What the task requires: Gather every line below where "Terrell" appears.

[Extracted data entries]
════════

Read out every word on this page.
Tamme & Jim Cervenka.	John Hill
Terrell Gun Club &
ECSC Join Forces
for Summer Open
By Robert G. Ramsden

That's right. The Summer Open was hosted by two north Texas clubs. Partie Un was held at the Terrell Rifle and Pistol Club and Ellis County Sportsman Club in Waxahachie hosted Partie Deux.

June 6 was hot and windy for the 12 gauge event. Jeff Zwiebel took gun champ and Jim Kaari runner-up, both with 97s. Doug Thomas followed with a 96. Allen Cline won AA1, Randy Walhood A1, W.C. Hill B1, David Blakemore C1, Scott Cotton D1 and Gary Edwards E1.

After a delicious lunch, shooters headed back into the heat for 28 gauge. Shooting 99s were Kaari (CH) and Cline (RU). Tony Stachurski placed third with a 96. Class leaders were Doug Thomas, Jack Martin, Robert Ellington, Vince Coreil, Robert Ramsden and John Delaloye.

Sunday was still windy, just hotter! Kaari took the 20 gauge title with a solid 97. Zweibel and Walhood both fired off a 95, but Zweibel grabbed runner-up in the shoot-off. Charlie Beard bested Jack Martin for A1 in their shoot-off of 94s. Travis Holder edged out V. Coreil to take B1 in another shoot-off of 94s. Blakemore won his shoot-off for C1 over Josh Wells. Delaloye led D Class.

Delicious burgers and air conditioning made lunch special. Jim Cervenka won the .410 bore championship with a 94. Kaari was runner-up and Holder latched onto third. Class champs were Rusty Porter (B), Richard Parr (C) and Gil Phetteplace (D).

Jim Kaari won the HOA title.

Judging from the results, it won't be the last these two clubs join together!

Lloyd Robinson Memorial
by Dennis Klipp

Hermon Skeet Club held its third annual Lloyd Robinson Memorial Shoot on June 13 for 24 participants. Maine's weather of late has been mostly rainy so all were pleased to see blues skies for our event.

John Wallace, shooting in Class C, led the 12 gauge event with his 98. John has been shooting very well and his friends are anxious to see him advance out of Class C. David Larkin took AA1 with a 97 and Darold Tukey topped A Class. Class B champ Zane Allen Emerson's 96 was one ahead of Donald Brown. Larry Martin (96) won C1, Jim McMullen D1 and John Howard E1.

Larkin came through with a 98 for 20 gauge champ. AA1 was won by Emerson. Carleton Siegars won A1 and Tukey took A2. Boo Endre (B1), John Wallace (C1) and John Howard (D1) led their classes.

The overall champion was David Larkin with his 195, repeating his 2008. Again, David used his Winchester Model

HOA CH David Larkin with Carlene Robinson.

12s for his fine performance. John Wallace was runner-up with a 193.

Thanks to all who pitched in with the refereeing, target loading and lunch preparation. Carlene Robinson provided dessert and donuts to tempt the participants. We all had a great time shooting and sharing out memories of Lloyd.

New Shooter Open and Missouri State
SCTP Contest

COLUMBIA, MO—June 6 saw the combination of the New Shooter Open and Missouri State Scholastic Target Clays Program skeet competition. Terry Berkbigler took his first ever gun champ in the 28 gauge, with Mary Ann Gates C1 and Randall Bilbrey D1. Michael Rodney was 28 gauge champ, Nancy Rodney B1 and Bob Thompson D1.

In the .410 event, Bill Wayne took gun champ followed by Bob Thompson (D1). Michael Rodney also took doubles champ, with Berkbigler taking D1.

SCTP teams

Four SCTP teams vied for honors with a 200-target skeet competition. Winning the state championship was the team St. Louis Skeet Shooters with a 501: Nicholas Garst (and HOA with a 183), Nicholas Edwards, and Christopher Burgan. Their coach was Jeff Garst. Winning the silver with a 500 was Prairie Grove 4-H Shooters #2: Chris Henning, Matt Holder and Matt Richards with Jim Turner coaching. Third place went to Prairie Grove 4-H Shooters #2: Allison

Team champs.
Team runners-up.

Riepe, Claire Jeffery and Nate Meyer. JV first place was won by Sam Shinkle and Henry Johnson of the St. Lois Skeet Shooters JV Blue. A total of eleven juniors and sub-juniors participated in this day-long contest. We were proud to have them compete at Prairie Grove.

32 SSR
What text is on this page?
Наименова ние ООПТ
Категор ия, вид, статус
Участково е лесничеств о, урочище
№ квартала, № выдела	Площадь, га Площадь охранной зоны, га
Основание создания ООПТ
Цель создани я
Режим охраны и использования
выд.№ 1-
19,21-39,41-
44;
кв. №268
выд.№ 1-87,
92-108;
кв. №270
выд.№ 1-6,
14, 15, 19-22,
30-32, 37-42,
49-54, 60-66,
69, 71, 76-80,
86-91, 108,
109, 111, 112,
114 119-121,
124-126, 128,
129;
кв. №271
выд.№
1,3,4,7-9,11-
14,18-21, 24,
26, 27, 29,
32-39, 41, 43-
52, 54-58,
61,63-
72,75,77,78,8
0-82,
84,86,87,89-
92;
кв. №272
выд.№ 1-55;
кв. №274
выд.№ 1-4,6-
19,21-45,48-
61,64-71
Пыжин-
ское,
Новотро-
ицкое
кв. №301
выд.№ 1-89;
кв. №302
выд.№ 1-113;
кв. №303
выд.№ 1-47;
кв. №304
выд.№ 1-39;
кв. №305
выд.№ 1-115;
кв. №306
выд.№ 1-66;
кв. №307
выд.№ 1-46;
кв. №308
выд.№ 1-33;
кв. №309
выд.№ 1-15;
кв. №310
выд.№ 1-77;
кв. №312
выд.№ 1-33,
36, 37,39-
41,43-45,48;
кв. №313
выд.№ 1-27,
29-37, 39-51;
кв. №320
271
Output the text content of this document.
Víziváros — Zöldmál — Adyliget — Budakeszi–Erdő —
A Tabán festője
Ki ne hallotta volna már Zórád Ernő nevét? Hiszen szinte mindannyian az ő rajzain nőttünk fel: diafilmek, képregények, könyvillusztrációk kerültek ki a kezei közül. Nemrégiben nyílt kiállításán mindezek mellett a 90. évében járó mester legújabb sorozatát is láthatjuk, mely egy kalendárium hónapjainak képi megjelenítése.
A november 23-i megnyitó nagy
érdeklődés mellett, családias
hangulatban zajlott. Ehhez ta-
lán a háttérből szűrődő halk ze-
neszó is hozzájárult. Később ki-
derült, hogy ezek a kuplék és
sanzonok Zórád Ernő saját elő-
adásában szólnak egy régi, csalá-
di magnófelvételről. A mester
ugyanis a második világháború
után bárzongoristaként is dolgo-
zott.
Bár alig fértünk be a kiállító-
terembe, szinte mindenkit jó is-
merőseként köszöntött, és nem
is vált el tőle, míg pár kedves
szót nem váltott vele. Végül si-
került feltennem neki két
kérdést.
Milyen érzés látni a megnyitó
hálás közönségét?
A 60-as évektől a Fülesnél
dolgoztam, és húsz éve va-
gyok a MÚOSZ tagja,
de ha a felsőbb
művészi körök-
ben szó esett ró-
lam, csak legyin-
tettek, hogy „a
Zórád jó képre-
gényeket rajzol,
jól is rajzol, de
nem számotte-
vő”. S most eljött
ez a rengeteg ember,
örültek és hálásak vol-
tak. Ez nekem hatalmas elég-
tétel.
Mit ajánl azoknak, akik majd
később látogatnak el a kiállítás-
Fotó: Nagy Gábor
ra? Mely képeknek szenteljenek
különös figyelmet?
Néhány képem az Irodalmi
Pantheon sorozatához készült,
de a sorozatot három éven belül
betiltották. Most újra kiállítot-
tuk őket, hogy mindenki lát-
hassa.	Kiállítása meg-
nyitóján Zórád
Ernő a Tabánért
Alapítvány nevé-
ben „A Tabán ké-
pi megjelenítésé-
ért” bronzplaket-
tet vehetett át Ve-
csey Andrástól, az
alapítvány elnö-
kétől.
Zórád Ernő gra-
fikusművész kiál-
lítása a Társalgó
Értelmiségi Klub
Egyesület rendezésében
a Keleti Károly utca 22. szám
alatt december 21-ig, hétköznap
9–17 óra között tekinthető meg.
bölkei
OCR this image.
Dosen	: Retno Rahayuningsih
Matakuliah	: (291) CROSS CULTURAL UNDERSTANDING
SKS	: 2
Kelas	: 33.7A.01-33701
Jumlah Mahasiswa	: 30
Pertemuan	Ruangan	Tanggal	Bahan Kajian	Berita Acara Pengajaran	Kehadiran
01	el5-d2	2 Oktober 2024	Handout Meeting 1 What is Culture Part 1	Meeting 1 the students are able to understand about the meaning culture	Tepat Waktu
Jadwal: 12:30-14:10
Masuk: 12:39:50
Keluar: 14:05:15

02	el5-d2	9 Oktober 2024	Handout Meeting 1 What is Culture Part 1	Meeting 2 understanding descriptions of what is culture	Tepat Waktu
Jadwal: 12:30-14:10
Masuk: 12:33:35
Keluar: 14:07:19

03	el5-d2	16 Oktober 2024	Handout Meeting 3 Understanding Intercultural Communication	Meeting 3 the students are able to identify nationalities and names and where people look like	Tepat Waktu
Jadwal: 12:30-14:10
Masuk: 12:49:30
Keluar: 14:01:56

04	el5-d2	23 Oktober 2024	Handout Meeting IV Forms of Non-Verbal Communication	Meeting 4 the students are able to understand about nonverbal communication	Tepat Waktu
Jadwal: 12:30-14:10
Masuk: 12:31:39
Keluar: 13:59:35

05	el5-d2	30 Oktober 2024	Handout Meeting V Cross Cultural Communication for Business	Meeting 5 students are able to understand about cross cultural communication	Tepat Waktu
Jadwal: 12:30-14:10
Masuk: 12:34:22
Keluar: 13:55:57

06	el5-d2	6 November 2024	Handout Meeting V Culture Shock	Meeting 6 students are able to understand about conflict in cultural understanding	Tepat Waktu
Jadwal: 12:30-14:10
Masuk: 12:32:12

════════

Solved exercise:
Terrell Gun Club &
That's right. The Summer Open was hosted by two north Texas clubs. Partie Un was held at the Terrell Rifle and Pistol Club and Ellis County Sportsman Club in Waxahachie hosted Partie Deux.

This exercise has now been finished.